[Data excerpts]
==================================================
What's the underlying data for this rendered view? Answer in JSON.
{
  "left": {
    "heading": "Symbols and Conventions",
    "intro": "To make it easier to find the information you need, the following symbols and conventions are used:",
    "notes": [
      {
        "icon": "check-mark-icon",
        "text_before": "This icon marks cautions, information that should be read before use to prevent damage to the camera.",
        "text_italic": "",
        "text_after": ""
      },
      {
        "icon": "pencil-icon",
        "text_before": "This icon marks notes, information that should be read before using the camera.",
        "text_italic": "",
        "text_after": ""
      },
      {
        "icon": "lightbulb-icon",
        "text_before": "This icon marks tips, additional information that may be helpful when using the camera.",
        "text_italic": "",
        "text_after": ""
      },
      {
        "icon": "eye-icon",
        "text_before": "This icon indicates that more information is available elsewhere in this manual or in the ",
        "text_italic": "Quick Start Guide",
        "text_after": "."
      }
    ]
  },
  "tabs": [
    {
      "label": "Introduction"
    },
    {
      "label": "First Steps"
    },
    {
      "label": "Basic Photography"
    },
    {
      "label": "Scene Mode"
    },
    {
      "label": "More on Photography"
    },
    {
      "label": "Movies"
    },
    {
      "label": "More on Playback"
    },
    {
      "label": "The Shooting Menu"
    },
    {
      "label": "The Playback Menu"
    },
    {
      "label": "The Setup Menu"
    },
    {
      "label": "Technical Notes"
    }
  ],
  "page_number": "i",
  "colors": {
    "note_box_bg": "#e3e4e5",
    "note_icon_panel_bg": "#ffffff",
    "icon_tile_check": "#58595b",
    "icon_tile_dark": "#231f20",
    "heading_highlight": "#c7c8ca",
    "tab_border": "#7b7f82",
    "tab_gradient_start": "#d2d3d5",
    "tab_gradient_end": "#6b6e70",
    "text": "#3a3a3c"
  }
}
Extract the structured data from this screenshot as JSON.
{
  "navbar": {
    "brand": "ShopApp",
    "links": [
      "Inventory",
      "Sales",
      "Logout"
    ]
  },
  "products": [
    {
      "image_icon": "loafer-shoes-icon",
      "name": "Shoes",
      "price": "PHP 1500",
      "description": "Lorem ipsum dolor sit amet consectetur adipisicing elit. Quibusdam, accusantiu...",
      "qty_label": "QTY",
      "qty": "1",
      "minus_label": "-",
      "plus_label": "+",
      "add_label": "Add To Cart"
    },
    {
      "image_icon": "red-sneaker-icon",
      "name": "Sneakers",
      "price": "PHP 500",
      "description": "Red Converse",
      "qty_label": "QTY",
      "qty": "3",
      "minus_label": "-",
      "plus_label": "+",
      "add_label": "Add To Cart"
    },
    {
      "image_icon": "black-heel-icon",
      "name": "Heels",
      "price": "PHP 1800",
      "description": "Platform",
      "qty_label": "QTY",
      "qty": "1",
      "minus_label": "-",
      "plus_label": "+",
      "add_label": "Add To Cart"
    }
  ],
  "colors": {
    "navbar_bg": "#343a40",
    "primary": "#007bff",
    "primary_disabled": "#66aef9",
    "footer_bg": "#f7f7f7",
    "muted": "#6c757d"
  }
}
==================================================
Output the full listing without altering anything.

Worked solution:
What's the underlying data for this rendered view? Answer in JSON.
{
  "left": {
    "heading": "Symbols and Conventions",
    "intro": "To make it easier to find the information you need, the following symbols and conventions are used:",
    "notes": [
      {
        "icon": "check-mark-icon",
        "text_before": "This icon marks cautions, information that should be read before use to prevent damage to the camera.",
        "text_italic": "",
        "text_after": ""
      },
      {
        "icon": "pencil-icon",
        "text_before": "This icon marks notes, information that should be read before using the camera.",
        "text_italic": "",
        "text_after": ""
      },
      {
        "icon": "lightbulb-icon",
        "text_before": "This icon marks tips, additional information that may be helpful when using the camera.",
        "text_italic": "",
        "text_after": ""
      },
      {
        "icon": "eye-icon",
        "text_before": "This icon indicates that more information is available elsewhere in this manual or in the ",
        "text_italic": "Quick Start Guide",
        "text_after": "."
      }
    ]
  },
  "tabs": [
    {
      "label": "Introduction"
    },
    {
      "label": "First Steps"
    },
    {
      "label": "Basic Photography"
    },
    {
      "label": "Scene Mode"
    },
    {
      "label": "More on Photography"
    },
    {
      "label": "Movies"
    },
    {
      "label": "More on Playback"
    },
    {
      "label": "The Shooting Menu"
    },
    {
      "label": "The Playback Menu"
    },
    {
      "label": "The Setup Menu"
    },
    {
      "label": "Technical Notes"
    }
  ],
  "page_number": "i",
  "colors": {
    "note_box_bg": "#e3e4e5",
    "note_icon_panel_bg": "#ffffff",
    "icon_tile_check": "#58595b",
    "icon_tile_dark": "#231f20",
    "heading_highlight": "#c7c8ca",
    "tab_border": "#7b7f82",
    "tab_gradient_start": "#d2d3d5",
    "tab_gradient_end": "#6b6e70",
    "text": "#3a3a3c"
  }
}
Extract the structured data from this screenshot as JSON.
{
  "navbar": {
    "brand": "ShopApp",
    "links": [
      "Inventory",
      "Sales",
      "Logout"
    ]
  },
  "products": [
    {
      "image_icon": "loafer-shoes-icon",
      "name": "Shoes",
      "price": "PHP 1500",
      "description": "Lorem ipsum dolor sit amet consectetur adipisicing elit. Quibusdam, accusantiu...",
      "qty_label": "QTY",
      "qty": "1",
      "minus_label": "-",
      "plus_label": "+",
      "add_label": "Add To Cart"
    },
    {
      "image_icon": "red-sneaker-icon",
      "name": "Sneakers",
      "price": "PHP 500",
      "description": "Red Converse",
      "qty_label": "QTY",
      "qty": "3",
      "minus_label": "-",
      "plus_label": "+",
      "add_label": "Add To Cart"
    },
    {
      "image_icon": "black-heel-icon",
      "name": "Heels",
      "price": "PHP 1800",
      "description": "Platform",
      "qty_label": "QTY",
      "qty": "1",
      "minus_label": "-",
      "plus_label": "+",
      "add_label": "Add To Cart"
    }
  ],
  "colors": {
    "navbar_bg": "#343a40",
    "primary": "#007bff",
    "primary_disabled": "#66aef9",
    "footer_bg": "#f7f7f7",
    "muted": "#6c757d"
  }
}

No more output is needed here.